* BEGIN *
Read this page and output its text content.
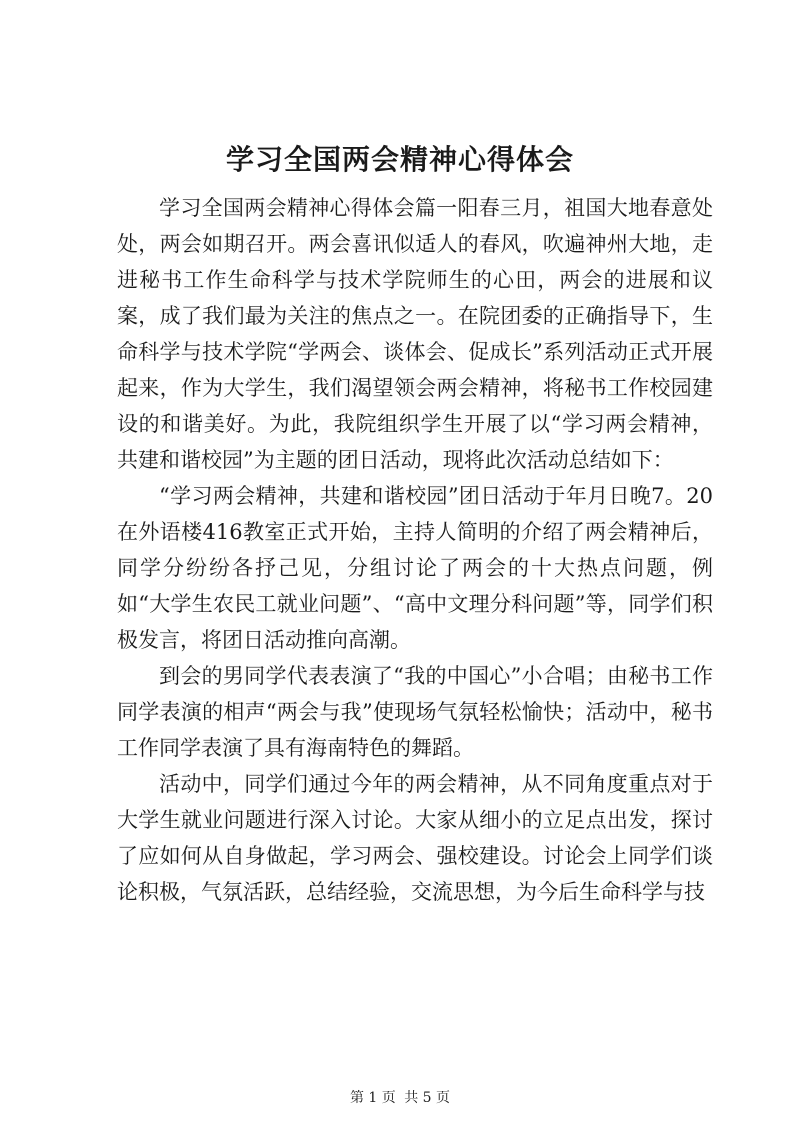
学习全国两会精神心得体会

学习全国两会精神心得体会篇一阳春三月，祖国大地春意处处，两会如期召开。两会喜讯似适人的春风，吹遍神州大地，走进秘书工作生命科学与技术学院师生的心田，两会的进展和议案，成了我们最为关注的焦点之一。在院团委的正确指导下，生命科学与技术学院“学两会、谈体会、促成长”系列活动正式开展起来，作为大学生，我们渴望领会两会精神，将秘书工作校园建设的和谐美好。为此，我院组织学生开展了以“学习两会精神，共建和谐校园”为主题的团日活动，现将此次活动总结如下：

“学习两会精神，共建和谐校园”团日活动于年月日晚7。20在外语楼416教室正式开始，主持人简明的介绍了两会精神后，同学分纷纷各抒己见，分组讨论了两会的十大热点问题，例如“大学生农民工就业问题”、“高中文理分科问题”等，同学们积极发言，将团日活动推向高潮。

到会的男同学代表表演了“我的中国心”小合唱；由秘书工作同学表演的相声“两会与我”使现场气氛轻松愉快；活动中，秘书工作同学表演了具有海南特色的舞蹈。

活动中，同学们通过今年的两会精神，从不同角度重点对于大学生就业问题进行深入讨论。大家从细小的立足点出发，探讨了应如何从自身做起，学习两会、强校建设。讨论会上同学们谈论积极，气氛活跃，总结经验，交流思想，为今后生命科学与技

第 1 页 共 5 页
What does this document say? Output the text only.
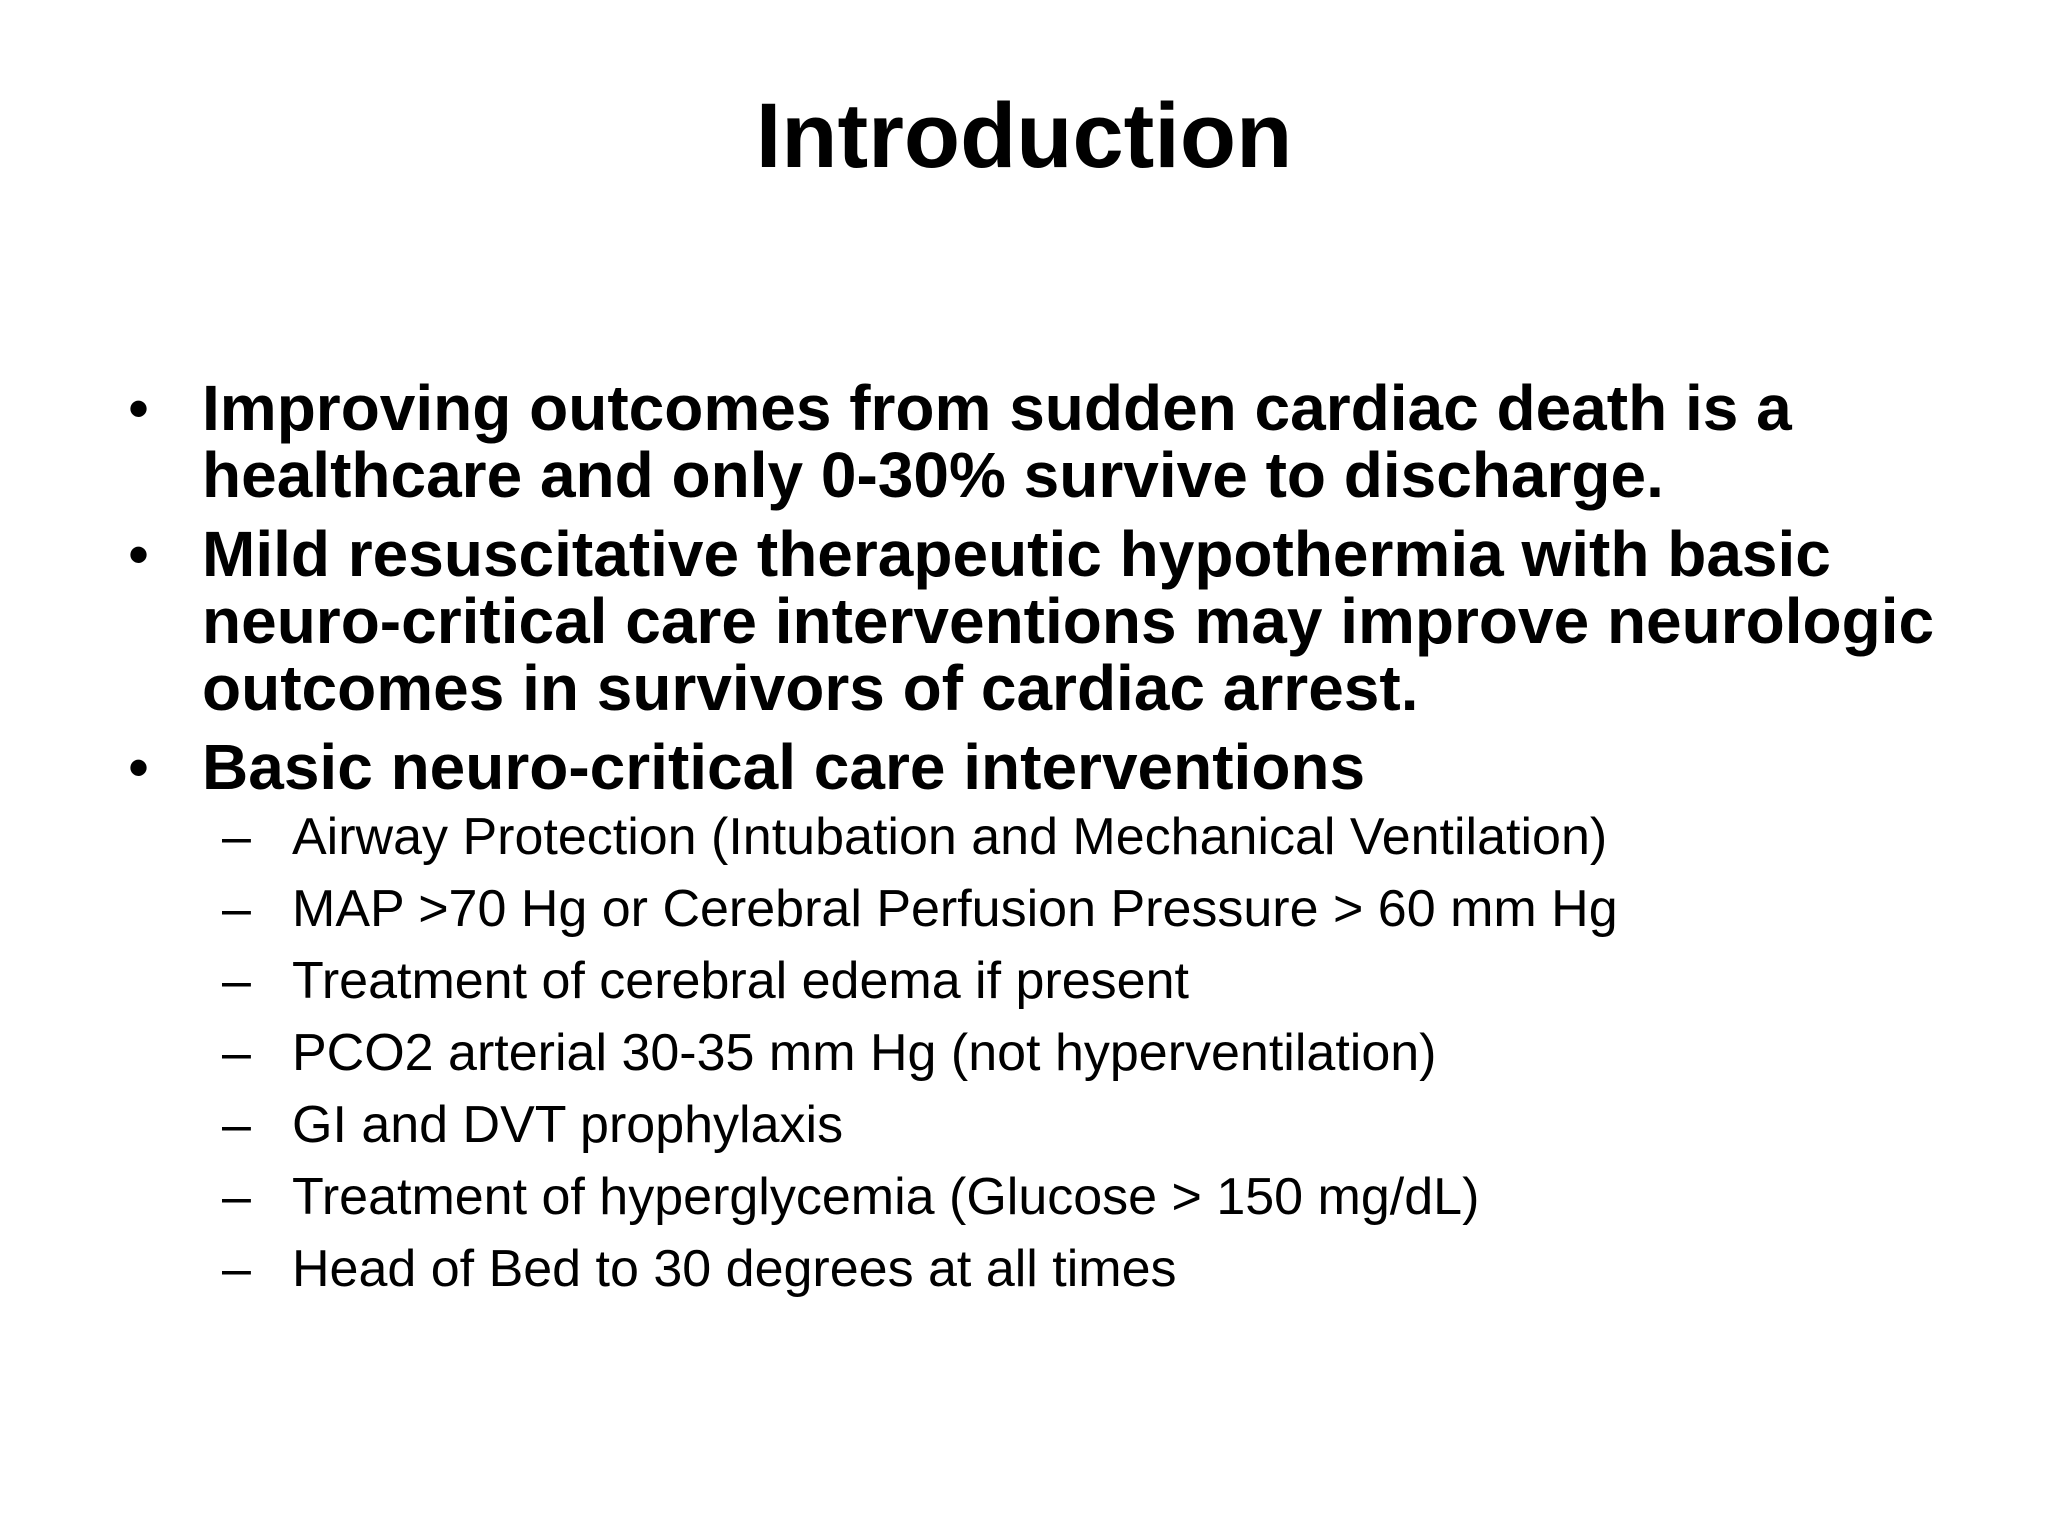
Introduction
• Improving outcomes from sudden cardiac death is a healthcare and only 0-30% survive to discharge.
• Mild resuscitative therapeutic hypothermia with basic neuro-critical care interventions may improve neurologic outcomes in survivors of cardiac arrest.
• Basic neuro-critical care interventions
– Airway Protection (Intubation and Mechanical Ventilation)
– MAP >70 Hg or Cerebral Perfusion Pressure > 60 mm Hg
– Treatment of cerebral edema if present
– PCO2 arterial 30-35 mm Hg (not hyperventilation)
– GI and DVT prophylaxis
– Treatment of hyperglycemia (Glucose > 150 mg/dL)
– Head of Bed to 30 degrees at all times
* END *
◆ SET EXERCISE
None of the pictures should appear; repeat the records exactly otherwise.

◆ WRITTEN ANSWER
Read this page and output its text content.
学习全国两会精神心得体会

学习全国两会精神心得体会篇一阳春三月，祖国大地春意处处，两会如期召开。两会喜讯似适人的春风，吹遍神州大地，走进秘书工作生命科学与技术学院师生的心田，两会的进展和议案，成了我们最为关注的焦点之一。在院团委的正确指导下，生命科学与技术学院“学两会、谈体会、促成长”系列活动正式开展起来，作为大学生，我们渴望领会两会精神，将秘书工作校园建设的和谐美好。为此，我院组织学生开展了以“学习两会精神，共建和谐校园”为主题的团日活动，现将此次活动总结如下：

“学习两会精神，共建和谐校园”团日活动于年月日晚7。20在外语楼416教室正式开始，主持人简明的介绍了两会精神后，同学分纷纷各抒己见，分组讨论了两会的十大热点问题，例如“大学生农民工就业问题”、“高中文理分科问题”等，同学们积极发言，将团日活动推向高潮。

到会的男同学代表表演了“我的中国心”小合唱；由秘书工作同学表演的相声“两会与我”使现场气氛轻松愉快；活动中，秘书工作同学表演了具有海南特色的舞蹈。

活动中，同学们通过今年的两会精神，从不同角度重点对于大学生就业问题进行深入讨论。大家从细小的立足点出发，探讨了应如何从自身做起，学习两会、强校建设。讨论会上同学们谈论积极，气氛活跃，总结经验，交流思想，为今后生命科学与技

第 1 页 共 5 页
What does this document say? Output the text only.
Introduction
• Improving outcomes from sudden cardiac death is a healthcare and only 0-30% survive to discharge.
• Mild resuscitative therapeutic hypothermia with basic neuro-critical care interventions may improve neurologic outcomes in survivors of cardiac arrest.
• Basic neuro-critical care interventions
– Airway Protection (Intubation and Mechanical Ventilation)
– MAP >70 Hg or Cerebral Perfusion Pressure > 60 mm Hg
– Treatment of cerebral edema if present
– PCO2 arterial 30-35 mm Hg (not hyperventilation)
– GI and DVT prophylaxis
– Treatment of hyperglycemia (Glucose > 150 mg/dL)
– Head of Bed to 30 degrees at all times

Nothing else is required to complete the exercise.